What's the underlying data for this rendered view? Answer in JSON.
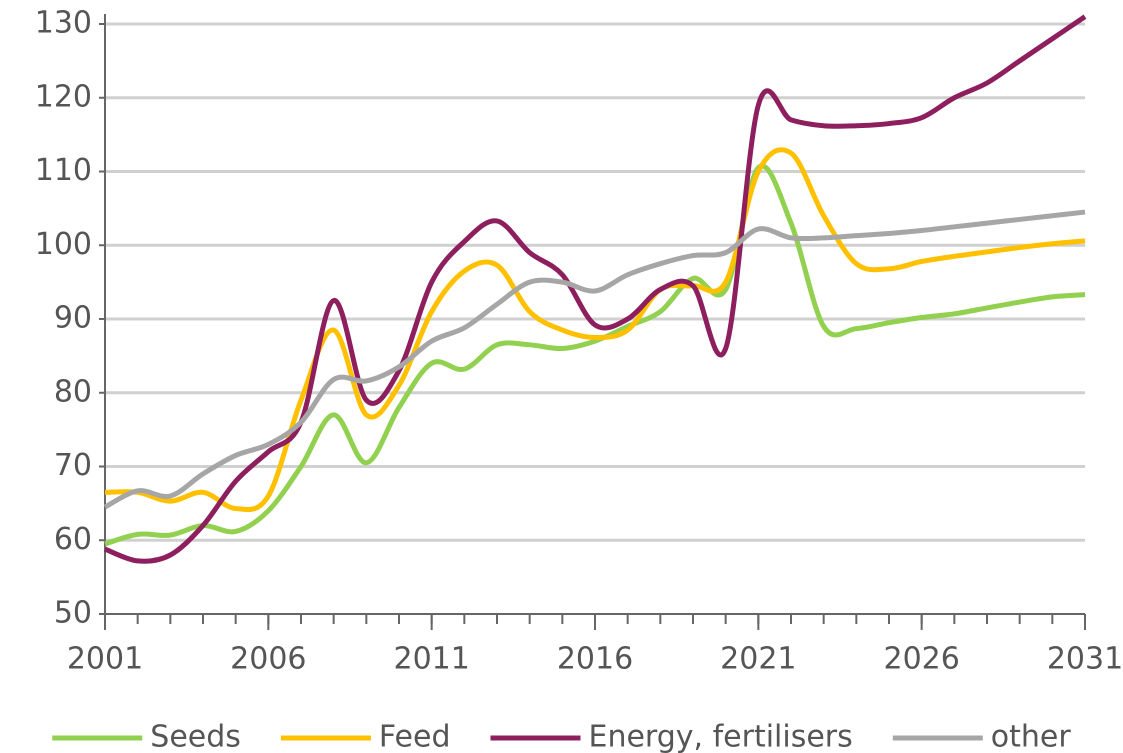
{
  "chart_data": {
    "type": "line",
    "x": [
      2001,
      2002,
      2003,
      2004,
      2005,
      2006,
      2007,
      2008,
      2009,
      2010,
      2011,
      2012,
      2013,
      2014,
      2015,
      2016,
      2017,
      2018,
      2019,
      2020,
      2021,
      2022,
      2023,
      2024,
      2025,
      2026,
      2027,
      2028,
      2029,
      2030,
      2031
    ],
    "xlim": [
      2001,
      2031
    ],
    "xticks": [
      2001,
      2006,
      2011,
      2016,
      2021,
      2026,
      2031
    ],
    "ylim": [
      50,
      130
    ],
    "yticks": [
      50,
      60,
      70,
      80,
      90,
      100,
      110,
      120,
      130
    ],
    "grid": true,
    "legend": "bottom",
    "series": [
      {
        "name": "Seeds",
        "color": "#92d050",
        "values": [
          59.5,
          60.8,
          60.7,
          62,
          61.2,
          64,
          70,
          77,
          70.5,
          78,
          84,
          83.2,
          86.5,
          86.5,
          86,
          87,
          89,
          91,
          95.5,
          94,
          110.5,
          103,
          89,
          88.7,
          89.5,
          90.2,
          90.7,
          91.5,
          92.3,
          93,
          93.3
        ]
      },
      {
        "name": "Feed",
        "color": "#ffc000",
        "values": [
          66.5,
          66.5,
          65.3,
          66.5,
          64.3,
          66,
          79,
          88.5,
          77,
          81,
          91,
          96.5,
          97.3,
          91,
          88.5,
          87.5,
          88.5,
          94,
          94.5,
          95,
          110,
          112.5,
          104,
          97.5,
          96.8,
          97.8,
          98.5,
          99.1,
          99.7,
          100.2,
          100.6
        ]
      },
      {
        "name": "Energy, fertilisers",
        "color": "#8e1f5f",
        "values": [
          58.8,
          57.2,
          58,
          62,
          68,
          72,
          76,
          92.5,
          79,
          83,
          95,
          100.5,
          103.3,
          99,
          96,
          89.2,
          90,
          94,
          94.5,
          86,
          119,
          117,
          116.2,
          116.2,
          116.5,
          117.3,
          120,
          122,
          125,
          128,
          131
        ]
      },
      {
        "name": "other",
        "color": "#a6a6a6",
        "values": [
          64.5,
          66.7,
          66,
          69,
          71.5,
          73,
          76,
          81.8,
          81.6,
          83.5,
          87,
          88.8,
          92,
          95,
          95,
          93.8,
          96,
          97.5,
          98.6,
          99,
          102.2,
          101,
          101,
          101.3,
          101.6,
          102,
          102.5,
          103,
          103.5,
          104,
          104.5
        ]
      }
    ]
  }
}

...

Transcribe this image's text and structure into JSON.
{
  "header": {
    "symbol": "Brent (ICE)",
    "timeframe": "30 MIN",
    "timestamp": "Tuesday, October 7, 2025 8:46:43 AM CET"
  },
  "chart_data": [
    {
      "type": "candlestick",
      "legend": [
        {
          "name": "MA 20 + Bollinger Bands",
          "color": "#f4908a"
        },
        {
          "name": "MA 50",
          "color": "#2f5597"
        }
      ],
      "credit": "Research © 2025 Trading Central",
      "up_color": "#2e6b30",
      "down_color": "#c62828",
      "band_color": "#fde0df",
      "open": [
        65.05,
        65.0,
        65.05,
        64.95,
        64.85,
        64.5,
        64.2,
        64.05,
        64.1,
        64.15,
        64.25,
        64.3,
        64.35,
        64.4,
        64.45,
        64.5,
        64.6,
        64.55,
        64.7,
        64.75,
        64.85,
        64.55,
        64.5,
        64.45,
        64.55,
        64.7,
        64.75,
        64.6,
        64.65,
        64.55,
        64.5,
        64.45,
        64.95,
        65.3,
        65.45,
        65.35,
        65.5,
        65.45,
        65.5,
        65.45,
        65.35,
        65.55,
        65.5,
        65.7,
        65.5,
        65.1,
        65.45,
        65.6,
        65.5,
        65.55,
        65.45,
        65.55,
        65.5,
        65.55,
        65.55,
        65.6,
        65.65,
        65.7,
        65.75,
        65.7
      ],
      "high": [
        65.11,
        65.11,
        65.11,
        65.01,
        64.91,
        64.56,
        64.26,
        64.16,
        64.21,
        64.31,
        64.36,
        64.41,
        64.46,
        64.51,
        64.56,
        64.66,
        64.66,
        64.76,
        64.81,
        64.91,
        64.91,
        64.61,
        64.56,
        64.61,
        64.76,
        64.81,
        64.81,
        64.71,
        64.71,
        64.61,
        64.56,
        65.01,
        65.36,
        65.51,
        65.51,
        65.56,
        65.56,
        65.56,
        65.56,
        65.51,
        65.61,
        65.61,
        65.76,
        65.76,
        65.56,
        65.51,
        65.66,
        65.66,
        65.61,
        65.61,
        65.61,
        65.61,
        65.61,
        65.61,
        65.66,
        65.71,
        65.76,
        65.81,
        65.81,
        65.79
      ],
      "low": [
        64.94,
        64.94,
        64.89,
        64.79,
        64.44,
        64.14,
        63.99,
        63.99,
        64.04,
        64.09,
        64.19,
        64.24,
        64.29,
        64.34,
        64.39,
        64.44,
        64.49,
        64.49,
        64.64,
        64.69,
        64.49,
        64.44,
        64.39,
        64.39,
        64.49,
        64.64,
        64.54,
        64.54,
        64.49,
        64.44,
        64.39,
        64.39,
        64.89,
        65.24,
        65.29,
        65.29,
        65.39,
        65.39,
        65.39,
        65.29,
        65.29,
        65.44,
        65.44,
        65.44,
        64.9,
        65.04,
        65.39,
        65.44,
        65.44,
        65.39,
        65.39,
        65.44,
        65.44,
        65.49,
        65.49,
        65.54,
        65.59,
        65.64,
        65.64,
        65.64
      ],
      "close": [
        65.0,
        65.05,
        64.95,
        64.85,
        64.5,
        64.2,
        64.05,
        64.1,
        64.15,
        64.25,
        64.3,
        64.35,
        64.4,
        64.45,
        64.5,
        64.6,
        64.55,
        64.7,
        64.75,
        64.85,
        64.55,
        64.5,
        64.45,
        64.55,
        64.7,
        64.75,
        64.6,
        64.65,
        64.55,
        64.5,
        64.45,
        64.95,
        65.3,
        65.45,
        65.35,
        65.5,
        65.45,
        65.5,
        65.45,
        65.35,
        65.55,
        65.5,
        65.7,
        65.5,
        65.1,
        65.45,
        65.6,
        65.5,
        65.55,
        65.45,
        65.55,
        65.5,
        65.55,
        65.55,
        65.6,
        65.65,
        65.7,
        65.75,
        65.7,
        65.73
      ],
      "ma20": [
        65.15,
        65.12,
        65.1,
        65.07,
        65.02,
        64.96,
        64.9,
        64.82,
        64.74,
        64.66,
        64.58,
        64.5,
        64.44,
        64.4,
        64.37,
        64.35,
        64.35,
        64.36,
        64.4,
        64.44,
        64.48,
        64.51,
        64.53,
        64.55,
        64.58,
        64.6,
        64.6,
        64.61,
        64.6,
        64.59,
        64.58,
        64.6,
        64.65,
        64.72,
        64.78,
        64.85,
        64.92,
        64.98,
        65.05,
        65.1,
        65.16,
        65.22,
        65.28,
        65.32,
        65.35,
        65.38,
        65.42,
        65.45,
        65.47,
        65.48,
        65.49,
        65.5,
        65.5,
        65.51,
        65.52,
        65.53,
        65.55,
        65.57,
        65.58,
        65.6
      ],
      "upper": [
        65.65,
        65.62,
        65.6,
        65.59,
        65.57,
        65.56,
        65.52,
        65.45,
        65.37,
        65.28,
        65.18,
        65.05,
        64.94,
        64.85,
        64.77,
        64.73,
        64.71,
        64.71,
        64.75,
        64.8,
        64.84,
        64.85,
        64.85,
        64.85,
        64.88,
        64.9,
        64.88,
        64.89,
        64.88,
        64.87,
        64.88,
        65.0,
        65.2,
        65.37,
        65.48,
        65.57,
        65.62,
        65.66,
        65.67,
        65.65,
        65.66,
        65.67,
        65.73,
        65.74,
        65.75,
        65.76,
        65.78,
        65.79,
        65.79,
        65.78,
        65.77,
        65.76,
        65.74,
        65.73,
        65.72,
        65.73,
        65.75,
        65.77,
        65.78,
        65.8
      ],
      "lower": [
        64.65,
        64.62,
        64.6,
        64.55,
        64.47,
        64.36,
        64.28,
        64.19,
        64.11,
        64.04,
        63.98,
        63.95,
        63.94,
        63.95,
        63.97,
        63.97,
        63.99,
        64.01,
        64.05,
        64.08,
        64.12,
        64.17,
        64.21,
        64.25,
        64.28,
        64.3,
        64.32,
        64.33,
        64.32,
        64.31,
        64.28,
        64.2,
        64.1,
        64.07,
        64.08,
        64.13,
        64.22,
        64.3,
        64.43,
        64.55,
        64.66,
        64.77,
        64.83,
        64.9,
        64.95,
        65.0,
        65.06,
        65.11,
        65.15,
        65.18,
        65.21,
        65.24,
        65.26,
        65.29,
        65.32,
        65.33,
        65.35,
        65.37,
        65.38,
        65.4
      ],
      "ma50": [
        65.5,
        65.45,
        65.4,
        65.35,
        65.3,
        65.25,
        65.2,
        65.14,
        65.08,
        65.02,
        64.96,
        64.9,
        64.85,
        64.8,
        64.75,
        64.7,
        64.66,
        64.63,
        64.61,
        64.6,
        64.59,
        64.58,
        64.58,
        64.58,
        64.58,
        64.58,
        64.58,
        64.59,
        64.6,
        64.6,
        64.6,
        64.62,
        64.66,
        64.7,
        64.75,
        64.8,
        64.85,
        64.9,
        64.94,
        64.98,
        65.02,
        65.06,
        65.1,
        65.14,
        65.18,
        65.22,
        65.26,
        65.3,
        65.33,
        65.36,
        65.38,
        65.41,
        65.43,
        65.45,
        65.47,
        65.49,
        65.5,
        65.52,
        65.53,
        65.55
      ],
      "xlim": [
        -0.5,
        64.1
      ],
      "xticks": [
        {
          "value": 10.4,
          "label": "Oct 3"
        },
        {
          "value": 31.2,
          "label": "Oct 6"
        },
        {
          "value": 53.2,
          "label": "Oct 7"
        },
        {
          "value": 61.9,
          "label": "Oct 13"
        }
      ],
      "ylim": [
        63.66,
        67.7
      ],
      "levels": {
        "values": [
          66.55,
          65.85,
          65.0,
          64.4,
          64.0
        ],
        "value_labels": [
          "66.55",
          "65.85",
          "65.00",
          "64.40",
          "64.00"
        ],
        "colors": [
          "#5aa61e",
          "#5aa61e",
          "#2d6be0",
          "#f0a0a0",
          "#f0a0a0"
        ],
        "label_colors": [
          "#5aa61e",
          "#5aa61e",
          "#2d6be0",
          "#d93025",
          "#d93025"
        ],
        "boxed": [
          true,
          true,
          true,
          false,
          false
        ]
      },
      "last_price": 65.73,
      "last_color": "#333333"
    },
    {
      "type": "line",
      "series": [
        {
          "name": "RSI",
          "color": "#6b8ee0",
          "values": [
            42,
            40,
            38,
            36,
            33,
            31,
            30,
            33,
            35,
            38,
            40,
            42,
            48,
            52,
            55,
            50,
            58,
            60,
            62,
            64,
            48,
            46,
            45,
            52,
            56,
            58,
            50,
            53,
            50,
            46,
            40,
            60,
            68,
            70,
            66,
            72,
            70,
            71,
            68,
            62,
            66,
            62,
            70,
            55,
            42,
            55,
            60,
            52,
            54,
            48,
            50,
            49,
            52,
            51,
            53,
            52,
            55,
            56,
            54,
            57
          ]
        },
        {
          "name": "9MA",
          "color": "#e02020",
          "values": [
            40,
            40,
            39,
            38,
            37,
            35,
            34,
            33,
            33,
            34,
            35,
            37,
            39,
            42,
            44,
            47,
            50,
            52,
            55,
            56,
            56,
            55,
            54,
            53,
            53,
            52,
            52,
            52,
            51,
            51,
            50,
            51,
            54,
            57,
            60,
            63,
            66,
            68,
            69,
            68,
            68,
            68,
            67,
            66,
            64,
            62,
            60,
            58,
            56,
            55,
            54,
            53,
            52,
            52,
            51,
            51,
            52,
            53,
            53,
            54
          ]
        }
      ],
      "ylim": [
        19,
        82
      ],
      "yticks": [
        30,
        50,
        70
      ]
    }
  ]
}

==

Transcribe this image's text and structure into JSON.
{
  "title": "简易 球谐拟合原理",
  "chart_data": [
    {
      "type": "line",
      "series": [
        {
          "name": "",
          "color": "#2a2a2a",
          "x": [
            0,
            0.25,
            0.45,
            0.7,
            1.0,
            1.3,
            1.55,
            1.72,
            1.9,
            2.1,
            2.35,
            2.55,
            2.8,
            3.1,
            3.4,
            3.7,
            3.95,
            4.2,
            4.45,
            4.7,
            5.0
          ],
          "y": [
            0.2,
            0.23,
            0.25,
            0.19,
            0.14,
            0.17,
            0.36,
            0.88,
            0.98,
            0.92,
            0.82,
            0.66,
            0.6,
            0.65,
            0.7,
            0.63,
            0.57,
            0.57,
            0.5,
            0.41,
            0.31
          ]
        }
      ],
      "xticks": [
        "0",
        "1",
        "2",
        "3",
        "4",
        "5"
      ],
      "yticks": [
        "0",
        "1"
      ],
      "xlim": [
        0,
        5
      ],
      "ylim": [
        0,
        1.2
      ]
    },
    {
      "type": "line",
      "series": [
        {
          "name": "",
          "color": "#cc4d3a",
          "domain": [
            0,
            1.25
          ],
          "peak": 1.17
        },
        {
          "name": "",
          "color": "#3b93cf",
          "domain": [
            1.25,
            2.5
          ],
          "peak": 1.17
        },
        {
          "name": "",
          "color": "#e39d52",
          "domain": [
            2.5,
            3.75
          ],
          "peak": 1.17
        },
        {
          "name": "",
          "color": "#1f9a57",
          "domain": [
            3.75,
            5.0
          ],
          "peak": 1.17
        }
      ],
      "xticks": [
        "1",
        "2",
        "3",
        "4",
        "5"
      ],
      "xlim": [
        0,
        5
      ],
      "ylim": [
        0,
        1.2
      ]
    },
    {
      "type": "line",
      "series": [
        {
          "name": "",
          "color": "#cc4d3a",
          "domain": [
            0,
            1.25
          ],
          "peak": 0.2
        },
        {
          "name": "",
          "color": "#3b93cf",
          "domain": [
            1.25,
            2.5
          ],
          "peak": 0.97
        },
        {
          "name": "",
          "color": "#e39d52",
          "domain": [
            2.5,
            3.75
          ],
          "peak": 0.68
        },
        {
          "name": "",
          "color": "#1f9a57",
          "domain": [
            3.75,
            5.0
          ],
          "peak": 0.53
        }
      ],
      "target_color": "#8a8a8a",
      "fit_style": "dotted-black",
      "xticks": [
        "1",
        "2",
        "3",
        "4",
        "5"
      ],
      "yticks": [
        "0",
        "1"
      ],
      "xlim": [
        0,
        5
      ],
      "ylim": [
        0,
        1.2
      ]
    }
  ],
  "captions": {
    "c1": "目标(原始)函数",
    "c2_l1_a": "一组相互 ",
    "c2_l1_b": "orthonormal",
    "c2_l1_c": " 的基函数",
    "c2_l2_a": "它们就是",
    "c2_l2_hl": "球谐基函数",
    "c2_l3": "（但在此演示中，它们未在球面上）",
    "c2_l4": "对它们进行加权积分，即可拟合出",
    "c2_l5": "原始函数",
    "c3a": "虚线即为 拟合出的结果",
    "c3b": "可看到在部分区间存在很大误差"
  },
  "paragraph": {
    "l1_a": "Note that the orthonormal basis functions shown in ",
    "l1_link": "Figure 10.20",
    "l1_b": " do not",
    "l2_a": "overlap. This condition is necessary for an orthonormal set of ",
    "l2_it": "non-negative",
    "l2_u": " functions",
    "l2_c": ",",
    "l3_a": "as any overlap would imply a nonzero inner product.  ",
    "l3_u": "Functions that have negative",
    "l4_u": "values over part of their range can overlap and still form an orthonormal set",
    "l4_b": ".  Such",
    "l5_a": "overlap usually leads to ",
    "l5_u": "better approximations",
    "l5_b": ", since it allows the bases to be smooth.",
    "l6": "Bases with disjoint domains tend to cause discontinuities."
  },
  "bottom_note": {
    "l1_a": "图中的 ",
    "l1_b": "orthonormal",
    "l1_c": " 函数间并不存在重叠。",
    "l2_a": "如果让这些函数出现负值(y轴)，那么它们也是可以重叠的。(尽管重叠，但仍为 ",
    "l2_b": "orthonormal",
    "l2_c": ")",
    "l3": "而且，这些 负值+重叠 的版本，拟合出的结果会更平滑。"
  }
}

Task to complete: Pull out every line in the material above where "that" occurs.

Exercise response:
    "l1_a": "Note that the orthonormal basis functions shown in ",
    "l3_u": "Functions that have negative",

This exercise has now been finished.